Records from a collection of figures:
--------------------------------------------------

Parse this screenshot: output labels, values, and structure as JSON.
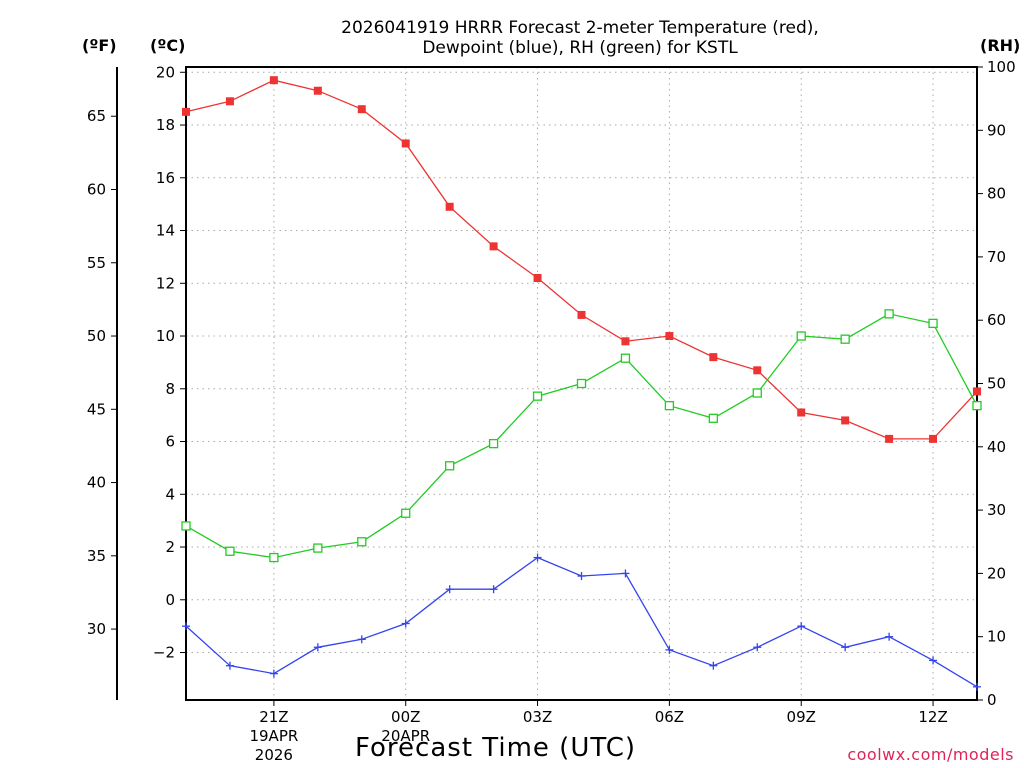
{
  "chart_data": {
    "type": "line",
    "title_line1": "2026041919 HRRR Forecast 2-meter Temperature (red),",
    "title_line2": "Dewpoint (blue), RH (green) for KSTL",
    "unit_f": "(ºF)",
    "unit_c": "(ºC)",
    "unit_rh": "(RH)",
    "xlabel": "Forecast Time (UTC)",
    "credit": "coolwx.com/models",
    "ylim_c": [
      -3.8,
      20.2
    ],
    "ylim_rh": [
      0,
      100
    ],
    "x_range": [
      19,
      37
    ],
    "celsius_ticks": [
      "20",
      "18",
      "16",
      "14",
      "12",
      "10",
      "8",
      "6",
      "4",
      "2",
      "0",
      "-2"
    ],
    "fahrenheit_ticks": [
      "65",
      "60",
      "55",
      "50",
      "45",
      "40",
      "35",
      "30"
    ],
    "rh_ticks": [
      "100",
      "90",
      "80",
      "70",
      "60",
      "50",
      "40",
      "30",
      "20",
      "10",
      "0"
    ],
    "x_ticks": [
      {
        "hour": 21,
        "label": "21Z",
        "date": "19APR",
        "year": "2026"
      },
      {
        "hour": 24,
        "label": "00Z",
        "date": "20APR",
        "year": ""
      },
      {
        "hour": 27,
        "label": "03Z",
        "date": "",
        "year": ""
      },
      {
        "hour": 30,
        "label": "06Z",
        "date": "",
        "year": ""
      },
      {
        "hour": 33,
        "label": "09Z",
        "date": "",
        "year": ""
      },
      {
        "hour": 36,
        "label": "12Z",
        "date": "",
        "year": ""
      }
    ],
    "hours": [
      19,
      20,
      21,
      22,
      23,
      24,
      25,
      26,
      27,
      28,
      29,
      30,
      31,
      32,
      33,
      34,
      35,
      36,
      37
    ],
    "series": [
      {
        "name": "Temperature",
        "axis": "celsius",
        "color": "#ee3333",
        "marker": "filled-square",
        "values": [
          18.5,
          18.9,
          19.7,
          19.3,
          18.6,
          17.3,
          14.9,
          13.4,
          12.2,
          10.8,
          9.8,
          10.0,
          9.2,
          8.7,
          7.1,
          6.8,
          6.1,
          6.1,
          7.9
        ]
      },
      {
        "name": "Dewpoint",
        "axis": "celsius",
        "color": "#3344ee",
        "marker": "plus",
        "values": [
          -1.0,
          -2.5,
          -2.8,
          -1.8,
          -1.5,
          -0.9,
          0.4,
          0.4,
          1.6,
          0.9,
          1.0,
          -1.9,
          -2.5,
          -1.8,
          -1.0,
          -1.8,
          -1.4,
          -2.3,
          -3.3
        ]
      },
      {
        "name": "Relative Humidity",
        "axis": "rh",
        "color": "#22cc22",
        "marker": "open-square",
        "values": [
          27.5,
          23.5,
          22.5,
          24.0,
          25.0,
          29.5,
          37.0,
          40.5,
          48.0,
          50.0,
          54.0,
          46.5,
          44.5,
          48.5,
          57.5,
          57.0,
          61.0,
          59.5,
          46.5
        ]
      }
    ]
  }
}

--------------------------------------------------

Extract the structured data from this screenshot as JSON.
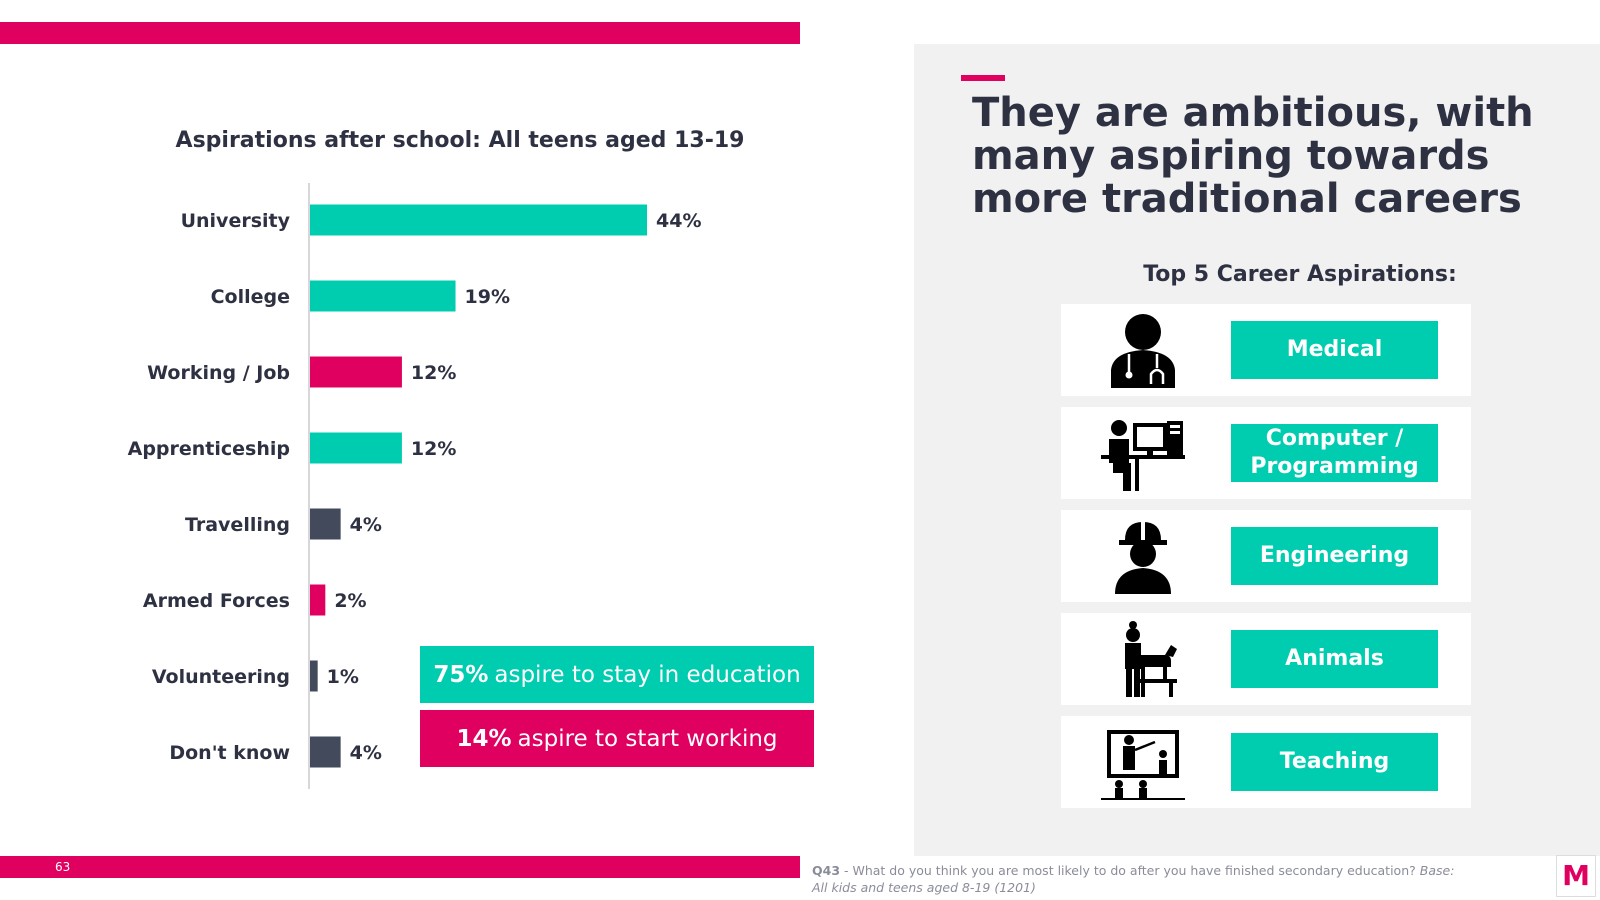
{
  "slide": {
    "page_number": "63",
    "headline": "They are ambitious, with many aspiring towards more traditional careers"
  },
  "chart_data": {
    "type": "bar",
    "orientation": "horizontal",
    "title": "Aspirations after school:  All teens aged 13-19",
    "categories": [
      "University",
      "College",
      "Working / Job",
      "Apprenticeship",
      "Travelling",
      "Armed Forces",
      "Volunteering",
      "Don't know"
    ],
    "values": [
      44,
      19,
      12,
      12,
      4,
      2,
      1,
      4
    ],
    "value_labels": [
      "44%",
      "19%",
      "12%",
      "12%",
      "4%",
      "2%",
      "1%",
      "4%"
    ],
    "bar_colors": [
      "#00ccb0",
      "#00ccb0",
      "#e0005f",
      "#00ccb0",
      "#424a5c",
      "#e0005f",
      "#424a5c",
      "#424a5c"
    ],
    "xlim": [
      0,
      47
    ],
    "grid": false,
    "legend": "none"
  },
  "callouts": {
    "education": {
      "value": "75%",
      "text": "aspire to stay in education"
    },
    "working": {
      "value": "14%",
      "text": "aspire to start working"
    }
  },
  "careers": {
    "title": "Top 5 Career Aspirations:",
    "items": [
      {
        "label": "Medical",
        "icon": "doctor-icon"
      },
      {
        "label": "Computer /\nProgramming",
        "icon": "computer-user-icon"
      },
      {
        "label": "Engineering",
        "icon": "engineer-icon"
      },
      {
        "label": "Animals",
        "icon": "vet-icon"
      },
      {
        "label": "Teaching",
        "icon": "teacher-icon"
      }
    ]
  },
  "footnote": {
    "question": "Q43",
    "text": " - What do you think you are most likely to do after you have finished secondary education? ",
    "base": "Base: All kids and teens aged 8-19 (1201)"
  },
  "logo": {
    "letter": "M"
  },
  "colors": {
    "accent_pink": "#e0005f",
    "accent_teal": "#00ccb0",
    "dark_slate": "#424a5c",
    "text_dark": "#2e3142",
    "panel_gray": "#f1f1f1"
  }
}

--------------------------------------------------

Working from the entries above, return all lines that contain "JSON".

Parse this screenshot: output labels, values, and structure as JSON.
Extract the structured data from this screenshot as JSON.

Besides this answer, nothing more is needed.